**Exercise aim**
Extract every record, keeping each one exactly as it is.
============================================================
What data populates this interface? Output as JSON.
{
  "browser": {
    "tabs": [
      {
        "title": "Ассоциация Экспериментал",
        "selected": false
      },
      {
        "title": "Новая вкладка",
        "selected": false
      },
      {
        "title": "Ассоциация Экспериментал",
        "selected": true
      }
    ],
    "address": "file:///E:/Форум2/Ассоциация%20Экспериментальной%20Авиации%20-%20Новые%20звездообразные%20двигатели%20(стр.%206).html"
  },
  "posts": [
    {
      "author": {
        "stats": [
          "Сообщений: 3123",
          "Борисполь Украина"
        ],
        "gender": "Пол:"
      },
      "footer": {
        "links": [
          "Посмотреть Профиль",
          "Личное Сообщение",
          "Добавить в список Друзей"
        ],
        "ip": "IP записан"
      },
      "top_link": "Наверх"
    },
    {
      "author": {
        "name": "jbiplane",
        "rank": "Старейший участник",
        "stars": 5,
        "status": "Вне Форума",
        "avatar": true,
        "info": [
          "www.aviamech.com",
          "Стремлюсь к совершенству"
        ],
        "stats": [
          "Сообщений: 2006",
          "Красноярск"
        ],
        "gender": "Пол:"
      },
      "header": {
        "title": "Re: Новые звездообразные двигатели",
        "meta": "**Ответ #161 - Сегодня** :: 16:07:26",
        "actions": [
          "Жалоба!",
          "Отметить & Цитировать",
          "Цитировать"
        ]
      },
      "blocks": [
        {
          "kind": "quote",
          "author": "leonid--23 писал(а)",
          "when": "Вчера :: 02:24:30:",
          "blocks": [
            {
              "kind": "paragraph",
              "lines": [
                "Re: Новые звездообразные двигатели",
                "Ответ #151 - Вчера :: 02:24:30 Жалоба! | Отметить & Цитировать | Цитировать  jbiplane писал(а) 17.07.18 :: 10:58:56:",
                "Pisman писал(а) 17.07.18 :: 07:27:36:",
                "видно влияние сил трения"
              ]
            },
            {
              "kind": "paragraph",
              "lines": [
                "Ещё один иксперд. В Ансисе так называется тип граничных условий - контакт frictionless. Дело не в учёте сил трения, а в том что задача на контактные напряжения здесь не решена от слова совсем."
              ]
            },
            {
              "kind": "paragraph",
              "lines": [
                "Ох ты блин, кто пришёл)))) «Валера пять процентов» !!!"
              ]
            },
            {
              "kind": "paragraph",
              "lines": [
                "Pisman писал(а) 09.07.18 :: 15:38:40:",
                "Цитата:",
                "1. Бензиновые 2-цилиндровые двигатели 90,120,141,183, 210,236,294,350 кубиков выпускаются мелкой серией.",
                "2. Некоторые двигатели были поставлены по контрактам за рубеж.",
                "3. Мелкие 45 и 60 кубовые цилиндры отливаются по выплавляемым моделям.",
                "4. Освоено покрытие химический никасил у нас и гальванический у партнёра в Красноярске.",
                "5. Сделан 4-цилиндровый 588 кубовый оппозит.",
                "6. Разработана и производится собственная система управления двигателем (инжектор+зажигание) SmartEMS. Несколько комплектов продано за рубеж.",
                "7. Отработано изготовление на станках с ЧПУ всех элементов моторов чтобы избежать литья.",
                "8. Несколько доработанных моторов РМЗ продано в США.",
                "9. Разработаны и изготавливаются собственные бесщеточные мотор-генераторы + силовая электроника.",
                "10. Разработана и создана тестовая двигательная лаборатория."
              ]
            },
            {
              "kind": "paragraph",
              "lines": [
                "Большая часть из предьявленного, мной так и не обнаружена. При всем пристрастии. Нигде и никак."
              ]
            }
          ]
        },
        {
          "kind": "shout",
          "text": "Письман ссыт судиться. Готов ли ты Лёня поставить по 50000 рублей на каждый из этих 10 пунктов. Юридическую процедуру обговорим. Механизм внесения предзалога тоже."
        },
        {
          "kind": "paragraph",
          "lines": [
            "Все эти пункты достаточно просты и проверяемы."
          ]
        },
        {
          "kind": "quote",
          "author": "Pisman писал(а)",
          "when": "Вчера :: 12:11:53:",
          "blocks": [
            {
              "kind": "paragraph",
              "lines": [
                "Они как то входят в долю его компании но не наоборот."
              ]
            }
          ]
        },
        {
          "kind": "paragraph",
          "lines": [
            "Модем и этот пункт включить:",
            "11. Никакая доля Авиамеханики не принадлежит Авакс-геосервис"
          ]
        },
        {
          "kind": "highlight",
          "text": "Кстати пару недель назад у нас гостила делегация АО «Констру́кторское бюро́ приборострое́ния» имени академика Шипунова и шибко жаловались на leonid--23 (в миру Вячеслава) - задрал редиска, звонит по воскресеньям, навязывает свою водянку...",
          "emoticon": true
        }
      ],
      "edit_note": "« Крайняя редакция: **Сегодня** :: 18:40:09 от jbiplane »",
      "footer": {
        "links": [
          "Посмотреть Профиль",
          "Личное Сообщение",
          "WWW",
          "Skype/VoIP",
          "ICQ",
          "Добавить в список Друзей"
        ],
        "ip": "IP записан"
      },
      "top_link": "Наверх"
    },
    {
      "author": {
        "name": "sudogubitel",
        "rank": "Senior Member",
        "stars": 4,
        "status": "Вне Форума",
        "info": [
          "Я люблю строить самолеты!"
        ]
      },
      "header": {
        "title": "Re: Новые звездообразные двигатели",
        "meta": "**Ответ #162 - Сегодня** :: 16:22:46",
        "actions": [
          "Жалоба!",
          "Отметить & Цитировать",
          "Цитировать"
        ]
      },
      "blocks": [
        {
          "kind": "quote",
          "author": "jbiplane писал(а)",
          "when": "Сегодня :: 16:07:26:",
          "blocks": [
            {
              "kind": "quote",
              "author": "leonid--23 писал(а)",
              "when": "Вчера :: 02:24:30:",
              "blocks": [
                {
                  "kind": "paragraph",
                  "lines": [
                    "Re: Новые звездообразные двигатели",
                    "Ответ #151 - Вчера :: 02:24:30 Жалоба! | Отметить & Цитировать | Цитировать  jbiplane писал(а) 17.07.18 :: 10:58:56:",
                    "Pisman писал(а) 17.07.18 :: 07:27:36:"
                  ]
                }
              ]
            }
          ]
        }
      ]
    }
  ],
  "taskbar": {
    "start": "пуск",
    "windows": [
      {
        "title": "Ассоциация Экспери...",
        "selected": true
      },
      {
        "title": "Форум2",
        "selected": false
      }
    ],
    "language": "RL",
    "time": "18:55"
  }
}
============================================================
**Final answer**
What data populates this interface? Output as JSON.
{
  "browser": {
    "tabs": [
      {
        "title": "Ассоциация Экспериментал",
        "selected": false
      },
      {
        "title": "Новая вкладка",
        "selected": false
      },
      {
        "title": "Ассоциация Экспериментал",
        "selected": true
      }
    ],
    "address": "file:///E:/Форум2/Ассоциация%20Экспериментальной%20Авиации%20-%20Новые%20звездообразные%20двигатели%20(стр.%206).html"
  },
  "posts": [
    {
      "author": {
        "stats": [
          "Сообщений: 3123",
          "Борисполь Украина"
        ],
        "gender": "Пол:"
      },
      "footer": {
        "links": [
          "Посмотреть Профиль",
          "Личное Сообщение",
          "Добавить в список Друзей"
        ],
        "ip": "IP записан"
      },
      "top_link": "Наверх"
    },
    {
      "author": {
        "name": "jbiplane",
        "rank": "Старейший участник",
        "stars": 5,
        "status": "Вне Форума",
        "avatar": true,
        "info": [
          "www.aviamech.com",
          "Стремлюсь к совершенству"
        ],
        "stats": [
          "Сообщений: 2006",
          "Красноярск"
        ],
        "gender": "Пол:"
      },
      "header": {
        "title": "Re: Новые звездообразные двигатели",
        "meta": "**Ответ #161 - Сегодня** :: 16:07:26",
        "actions": [
          "Жалоба!",
          "Отметить & Цитировать",
          "Цитировать"
        ]
      },
      "blocks": [
        {
          "kind": "quote",
          "author": "leonid--23 писал(а)",
          "when": "Вчера :: 02:24:30:",
          "blocks": [
            {
              "kind": "paragraph",
              "lines": [
                "Re: Новые звездообразные двигатели",
                "Ответ #151 - Вчера :: 02:24:30 Жалоба! | Отметить & Цитировать | Цитировать  jbiplane писал(а) 17.07.18 :: 10:58:56:",
                "Pisman писал(а) 17.07.18 :: 07:27:36:",
                "видно влияние сил трения"
              ]
            },
            {
              "kind": "paragraph",
              "lines": [
                "Ещё один иксперд. В Ансисе так называется тип граничных условий - контакт frictionless. Дело не в учёте сил трения, а в том что задача на контактные напряжения здесь не решена от слова совсем."
              ]
            },
            {
              "kind": "paragraph",
              "lines": [
                "Ох ты блин, кто пришёл)))) «Валера пять процентов» !!!"
              ]
            },
            {
              "kind": "paragraph",
              "lines": [
                "Pisman писал(а) 09.07.18 :: 15:38:40:",
                "Цитата:",
                "1. Бензиновые 2-цилиндровые двигатели 90,120,141,183, 210,236,294,350 кубиков выпускаются мелкой серией.",
                "2. Некоторые двигатели были поставлены по контрактам за рубеж.",
                "3. Мелкие 45 и 60 кубовые цилиндры отливаются по выплавляемым моделям.",
                "4. Освоено покрытие химический никасил у нас и гальванический у партнёра в Красноярске.",
                "5. Сделан 4-цилиндровый 588 кубовый оппозит.",
                "6. Разработана и производится собственная система управления двигателем (инжектор+зажигание) SmartEMS. Несколько комплектов продано за рубеж.",
                "7. Отработано изготовление на станках с ЧПУ всех элементов моторов чтобы избежать литья.",
                "8. Несколько доработанных моторов РМЗ продано в США.",
                "9. Разработаны и изготавливаются собственные бесщеточные мотор-генераторы + силовая электроника.",
                "10. Разработана и создана тестовая двигательная лаборатория."
              ]
            },
            {
              "kind": "paragraph",
              "lines": [
                "Большая часть из предьявленного, мной так и не обнаружена. При всем пристрастии. Нигде и никак."
              ]
            }
          ]
        },
        {
          "kind": "shout",
          "text": "Письман ссыт судиться. Готов ли ты Лёня поставить по 50000 рублей на каждый из этих 10 пунктов. Юридическую процедуру обговорим. Механизм внесения предзалога тоже."
        },
        {
          "kind": "paragraph",
          "lines": [
            "Все эти пункты достаточно просты и проверяемы."
          ]
        },
        {
          "kind": "quote",
          "author": "Pisman писал(а)",
          "when": "Вчера :: 12:11:53:",
          "blocks": [
            {
              "kind": "paragraph",
              "lines": [
                "Они как то входят в долю его компании но не наоборот."
              ]
            }
          ]
        },
        {
          "kind": "paragraph",
          "lines": [
            "Модем и этот пункт включить:",
            "11. Никакая доля Авиамеханики не принадлежит Авакс-геосервис"
          ]
        },
        {
          "kind": "highlight",
          "text": "Кстати пару недель назад у нас гостила делегация АО «Констру́кторское бюро́ приборострое́ния» имени академика Шипунова и шибко жаловались на leonid--23 (в миру Вячеслава) - задрал редиска, звонит по воскресеньям, навязывает свою водянку...",
          "emoticon": true
        }
      ],
      "edit_note": "« Крайняя редакция: **Сегодня** :: 18:40:09 от jbiplane »",
      "footer": {
        "links": [
          "Посмотреть Профиль",
          "Личное Сообщение",
          "WWW",
          "Skype/VoIP",
          "ICQ",
          "Добавить в список Друзей"
        ],
        "ip": "IP записан"
      },
      "top_link": "Наверх"
    },
    {
      "author": {
        "name": "sudogubitel",
        "rank": "Senior Member",
        "stars": 4,
        "status": "Вне Форума",
        "info": [
          "Я люблю строить самолеты!"
        ]
      },
      "header": {
        "title": "Re: Новые звездообразные двигатели",
        "meta": "**Ответ #162 - Сегодня** :: 16:22:46",
        "actions": [
          "Жалоба!",
          "Отметить & Цитировать",
          "Цитировать"
        ]
      },
      "blocks": [
        {
          "kind": "quote",
          "author": "jbiplane писал(а)",
          "when": "Сегодня :: 16:07:26:",
          "blocks": [
            {
              "kind": "quote",
              "author": "leonid--23 писал(а)",
              "when": "Вчера :: 02:24:30:",
              "blocks": [
                {
                  "kind": "paragraph",
                  "lines": [
                    "Re: Новые звездообразные двигатели",
                    "Ответ #151 - Вчера :: 02:24:30 Жалоба! | Отметить & Цитировать | Цитировать  jbiplane писал(а) 17.07.18 :: 10:58:56:",
                    "Pisman писал(а) 17.07.18 :: 07:27:36:"
                  ]
                }
              ]
            }
          ]
        }
      ]
    }
  ],
  "taskbar": {
    "start": "пуск",
    "windows": [
      {
        "title": "Ассоциация Экспери...",
        "selected": true
      },
      {
        "title": "Форум2",
        "selected": false
      }
    ],
    "language": "RL",
    "time": "18:55"
  }
}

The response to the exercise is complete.